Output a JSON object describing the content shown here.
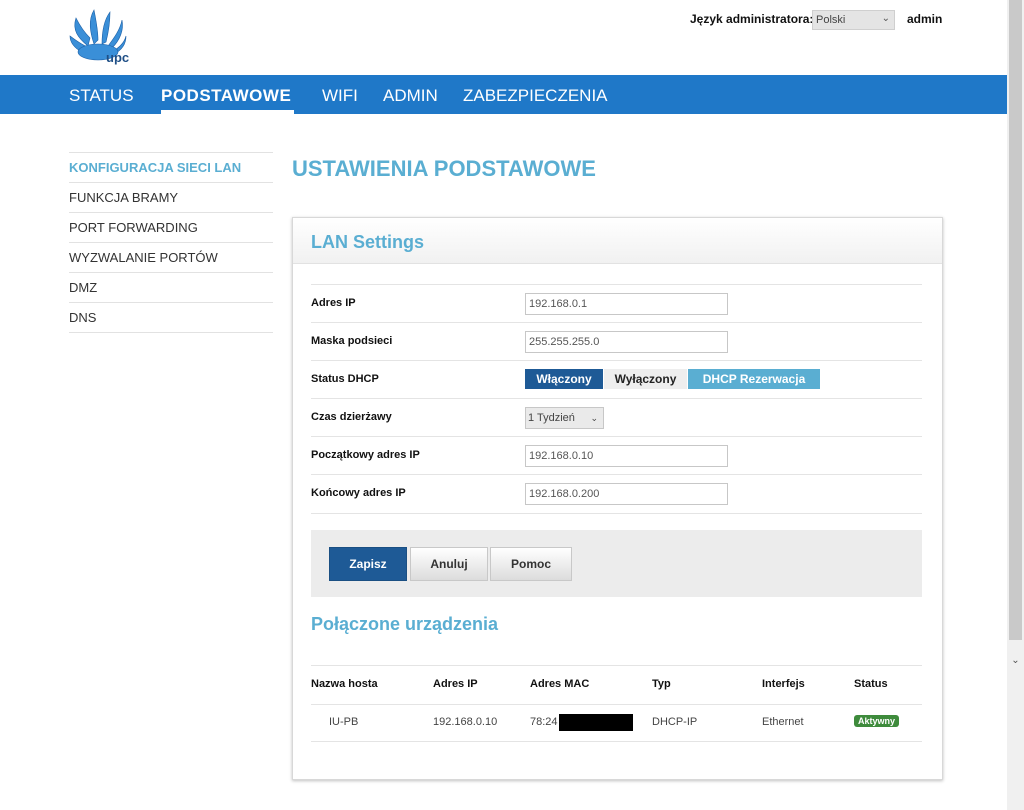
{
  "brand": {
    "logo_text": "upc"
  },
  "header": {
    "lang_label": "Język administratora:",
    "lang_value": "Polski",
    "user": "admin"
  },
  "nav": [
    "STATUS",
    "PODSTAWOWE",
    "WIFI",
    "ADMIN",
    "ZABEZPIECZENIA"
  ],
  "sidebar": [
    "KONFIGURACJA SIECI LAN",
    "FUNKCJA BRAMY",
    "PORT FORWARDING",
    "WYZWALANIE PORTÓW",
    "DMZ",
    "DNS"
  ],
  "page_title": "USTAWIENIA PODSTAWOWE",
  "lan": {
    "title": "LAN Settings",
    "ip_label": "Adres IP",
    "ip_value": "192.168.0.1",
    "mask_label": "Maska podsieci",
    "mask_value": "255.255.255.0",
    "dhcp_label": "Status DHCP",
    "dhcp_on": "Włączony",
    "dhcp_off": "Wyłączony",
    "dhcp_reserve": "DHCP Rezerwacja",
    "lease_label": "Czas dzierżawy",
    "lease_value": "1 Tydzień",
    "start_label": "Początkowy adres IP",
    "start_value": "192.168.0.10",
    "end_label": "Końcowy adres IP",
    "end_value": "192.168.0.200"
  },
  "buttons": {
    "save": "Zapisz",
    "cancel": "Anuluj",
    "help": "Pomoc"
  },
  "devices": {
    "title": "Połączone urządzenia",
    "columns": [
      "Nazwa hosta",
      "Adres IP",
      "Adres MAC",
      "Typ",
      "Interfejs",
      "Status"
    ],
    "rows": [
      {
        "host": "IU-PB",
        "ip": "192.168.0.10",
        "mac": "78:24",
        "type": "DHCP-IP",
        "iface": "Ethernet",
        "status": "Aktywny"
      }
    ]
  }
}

=== WRITTEN EXERCISE ===
Output all the records, word for word, with no pictures in the copy.

=== EXPECTED OUTPUT ===
Output a JSON object describing the content shown here.
{
  "brand": {
    "logo_text": "upc"
  },
  "header": {
    "lang_label": "Język administratora:",
    "lang_value": "Polski",
    "user": "admin"
  },
  "nav": [
    "STATUS",
    "PODSTAWOWE",
    "WIFI",
    "ADMIN",
    "ZABEZPIECZENIA"
  ],
  "sidebar": [
    "KONFIGURACJA SIECI LAN",
    "FUNKCJA BRAMY",
    "PORT FORWARDING",
    "WYZWALANIE PORTÓW",
    "DMZ",
    "DNS"
  ],
  "page_title": "USTAWIENIA PODSTAWOWE",
  "lan": {
    "title": "LAN Settings",
    "ip_label": "Adres IP",
    "ip_value": "192.168.0.1",
    "mask_label": "Maska podsieci",
    "mask_value": "255.255.255.0",
    "dhcp_label": "Status DHCP",
    "dhcp_on": "Włączony",
    "dhcp_off": "Wyłączony",
    "dhcp_reserve": "DHCP Rezerwacja",
    "lease_label": "Czas dzierżawy",
    "lease_value": "1 Tydzień",
    "start_label": "Początkowy adres IP",
    "start_value": "192.168.0.10",
    "end_label": "Końcowy adres IP",
    "end_value": "192.168.0.200"
  },
  "buttons": {
    "save": "Zapisz",
    "cancel": "Anuluj",
    "help": "Pomoc"
  },
  "devices": {
    "title": "Połączone urządzenia",
    "columns": [
      "Nazwa hosta",
      "Adres IP",
      "Adres MAC",
      "Typ",
      "Interfejs",
      "Status"
    ],
    "rows": [
      {
        "host": "IU-PB",
        "ip": "192.168.0.10",
        "mac": "78:24",
        "type": "DHCP-IP",
        "iface": "Ethernet",
        "status": "Aktywny"
      }
    ]
  }
}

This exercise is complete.